What the task requires: Below are records to repeat exactly. Omit the pictures from the copy.

===

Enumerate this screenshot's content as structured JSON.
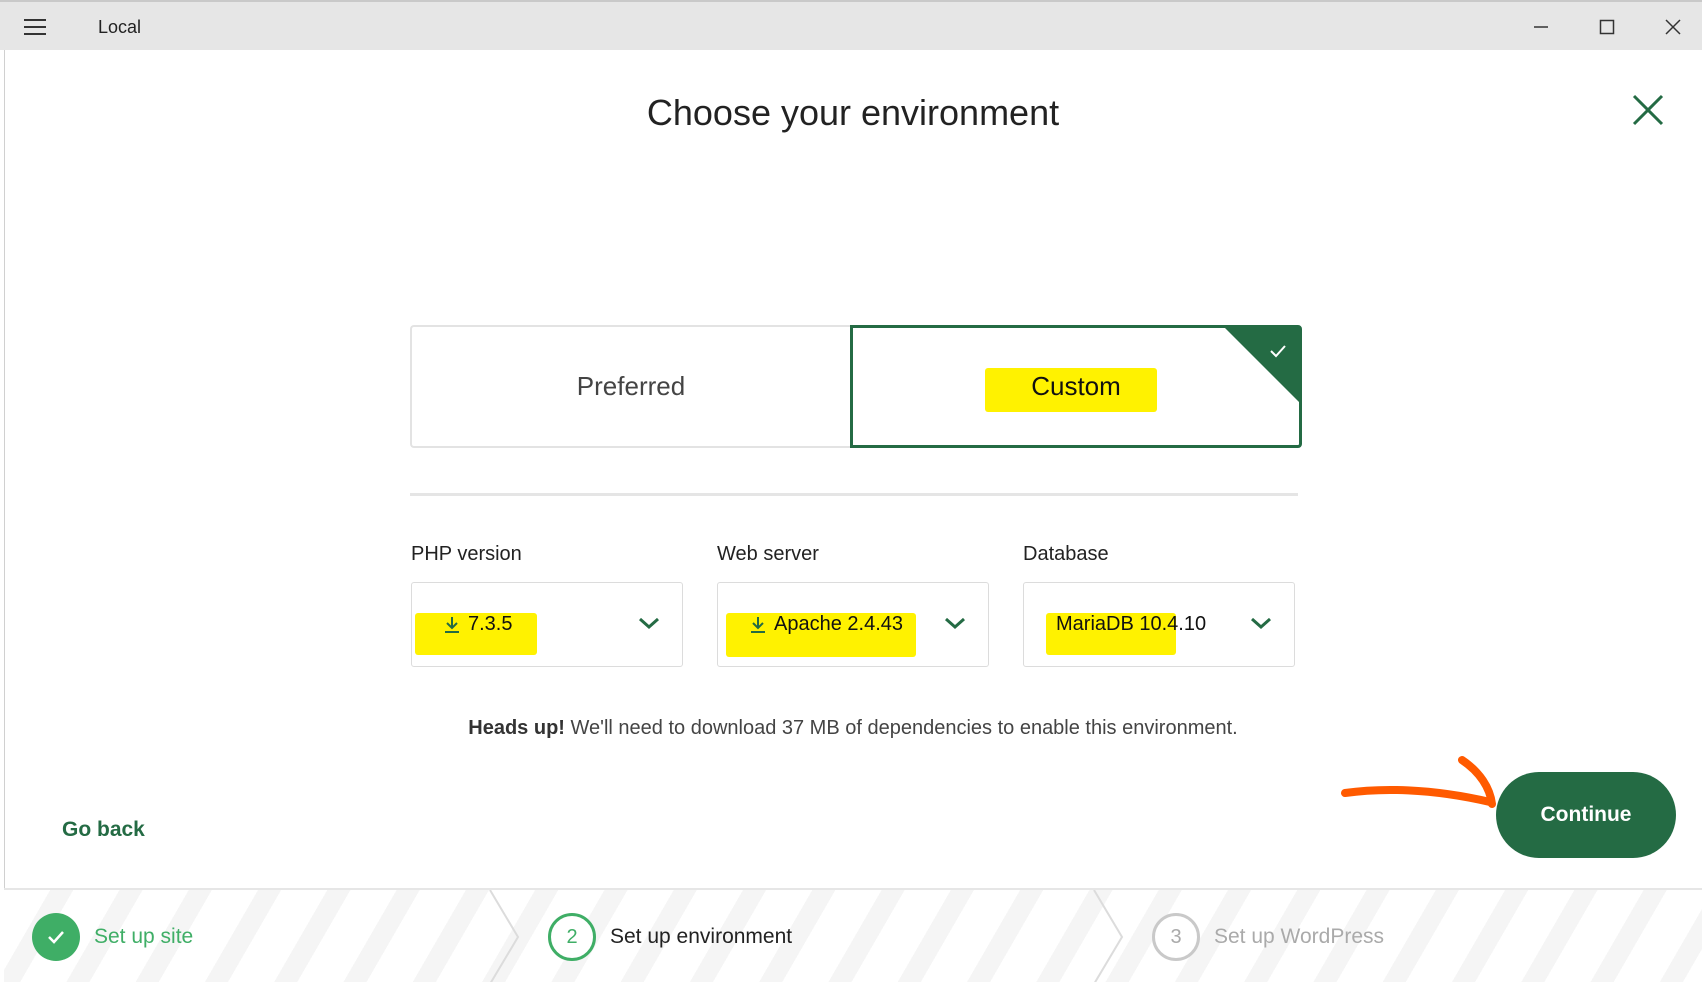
{
  "window": {
    "title": "Local"
  },
  "page": {
    "title": "Choose your environment"
  },
  "environment_toggle": {
    "options": [
      "Preferred",
      "Custom"
    ],
    "selected": "Custom"
  },
  "fields": [
    {
      "label": "PHP version",
      "value": "7.3.5",
      "download_icon": true
    },
    {
      "label": "Web server",
      "value": "Apache 2.4.43",
      "download_icon": true
    },
    {
      "label": "Database",
      "value": "MariaDB 10.4.10",
      "download_icon": false
    }
  ],
  "notice": {
    "strong": "Heads up!",
    "text": " We'll need to download 37 MB of dependencies to enable this environment."
  },
  "actions": {
    "back": "Go back",
    "continue": "Continue"
  },
  "steps": [
    {
      "number": "1",
      "label": "Set up site",
      "state": "done"
    },
    {
      "number": "2",
      "label": "Set up environment",
      "state": "active"
    },
    {
      "number": "3",
      "label": "Set up WordPress",
      "state": "pending"
    }
  ],
  "colors": {
    "brand_green": "#246b44",
    "step_green": "#3fae66",
    "highlight": "#fff200",
    "annotation_arrow": "#ff5a00"
  },
  "icons": [
    "menu-icon",
    "minimize-icon",
    "maximize-icon",
    "close-icon",
    "check-icon",
    "download-icon",
    "chevron-down-icon",
    "arrow-icon"
  ]
}
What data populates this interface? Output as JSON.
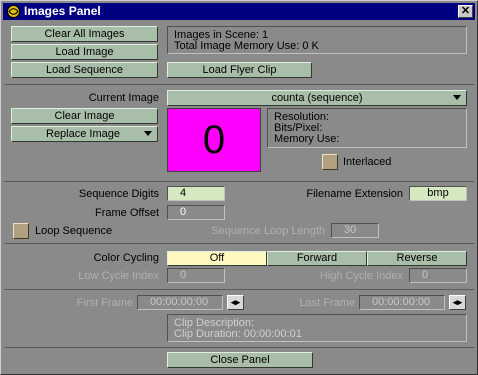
{
  "window": {
    "title": "Images Panel",
    "close_label": "✕"
  },
  "buttons": {
    "clear_all": "Clear All Images",
    "load_image": "Load Image",
    "load_sequence": "Load Sequence",
    "load_flyer": "Load Flyer Clip",
    "clear_image": "Clear Image",
    "replace_image": "Replace Image",
    "close_panel": "Close Panel"
  },
  "scene_info": {
    "images_in_scene": "Images in Scene: 1",
    "total_memory": "Total Image Memory Use: 0 K"
  },
  "current_image": {
    "label": "Current Image",
    "value": "counta (sequence)",
    "preview_glyph": "0",
    "preview_color": "#ff00ff",
    "resolution_label": "Resolution:",
    "bits_label": "Bits/Pixel:",
    "memory_label": "Memory Use:",
    "interlaced_label": "Interlaced"
  },
  "sequence": {
    "digits_label": "Sequence Digits",
    "digits_value": "4",
    "extension_label": "Filename Extension",
    "extension_value": "bmp",
    "offset_label": "Frame Offset",
    "offset_value": "0",
    "loop_label": "Loop Sequence",
    "loop_length_label": "Sequence Loop Length",
    "loop_length_value": "30"
  },
  "color_cycling": {
    "label": "Color Cycling",
    "options": [
      "Off",
      "Forward",
      "Reverse"
    ],
    "selected": "Off",
    "low_label": "Low Cycle Index",
    "low_value": "0",
    "high_label": "High Cycle Index",
    "high_value": "0"
  },
  "flyer": {
    "first_label": "First Frame",
    "first_value": "00:00:00:00",
    "last_label": "Last Frame",
    "last_value": "00:00:00:00",
    "spin_glyph": "◂▸",
    "description": "Clip Description:",
    "duration": "Clip Duration: 00:00:00:01"
  },
  "colors": {
    "title_bar": "#000080",
    "panel": "#8a8a8a",
    "button": "#a9bea9",
    "selected_segment": "#fff8c0"
  }
}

===

Result of this task:
Enumerate this screenshot's content as structured JSON.
{
  "window": {
    "title": "Local"
  },
  "page": {
    "title": "Choose your environment"
  },
  "environment_toggle": {
    "options": [
      "Preferred",
      "Custom"
    ],
    "selected": "Custom"
  },
  "fields": [
    {
      "label": "PHP version",
      "value": "7.3.5",
      "download_icon": true
    },
    {
      "label": "Web server",
      "value": "Apache 2.4.43",
      "download_icon": true
    },
    {
      "label": "Database",
      "value": "MariaDB 10.4.10",
      "download_icon": false
    }
  ],
  "notice": {
    "strong": "Heads up!",
    "text": " We'll need to download 37 MB of dependencies to enable this environment."
  },
  "actions": {
    "back": "Go back",
    "continue": "Continue"
  },
  "steps": [
    {
      "number": "1",
      "label": "Set up site",
      "state": "done"
    },
    {
      "number": "2",
      "label": "Set up environment",
      "state": "active"
    },
    {
      "number": "3",
      "label": "Set up WordPress",
      "state": "pending"
    }
  ],
  "colors": {
    "brand_green": "#246b44",
    "step_green": "#3fae66",
    "highlight": "#fff200",
    "annotation_arrow": "#ff5a00"
  },
  "icons": [
    "menu-icon",
    "minimize-icon",
    "maximize-icon",
    "close-icon",
    "check-icon",
    "download-icon",
    "chevron-down-icon",
    "arrow-icon"
  ]
}
What data populates this interface? Output as JSON.
{
  "window": {
    "title": "Images Panel",
    "close_label": "✕"
  },
  "buttons": {
    "clear_all": "Clear All Images",
    "load_image": "Load Image",
    "load_sequence": "Load Sequence",
    "load_flyer": "Load Flyer Clip",
    "clear_image": "Clear Image",
    "replace_image": "Replace Image",
    "close_panel": "Close Panel"
  },
  "scene_info": {
    "images_in_scene": "Images in Scene: 1",
    "total_memory": "Total Image Memory Use: 0 K"
  },
  "current_image": {
    "label": "Current Image",
    "value": "counta (sequence)",
    "preview_glyph": "0",
    "preview_color": "#ff00ff",
    "resolution_label": "Resolution:",
    "bits_label": "Bits/Pixel:",
    "memory_label": "Memory Use:",
    "interlaced_label": "Interlaced"
  },
  "sequence": {
    "digits_label": "Sequence Digits",
    "digits_value": "4",
    "extension_label": "Filename Extension",
    "extension_value": "bmp",
    "offset_label": "Frame Offset",
    "offset_value": "0",
    "loop_label": "Loop Sequence",
    "loop_length_label": "Sequence Loop Length",
    "loop_length_value": "30"
  },
  "color_cycling": {
    "label": "Color Cycling",
    "options": [
      "Off",
      "Forward",
      "Reverse"
    ],
    "selected": "Off",
    "low_label": "Low Cycle Index",
    "low_value": "0",
    "high_label": "High Cycle Index",
    "high_value": "0"
  },
  "flyer": {
    "first_label": "First Frame",
    "first_value": "00:00:00:00",
    "last_label": "Last Frame",
    "last_value": "00:00:00:00",
    "spin_glyph": "◂▸",
    "description": "Clip Description:",
    "duration": "Clip Duration: 00:00:00:01"
  },
  "colors": {
    "title_bar": "#000080",
    "panel": "#8a8a8a",
    "button": "#a9bea9",
    "selected_segment": "#fff8c0"
  }
}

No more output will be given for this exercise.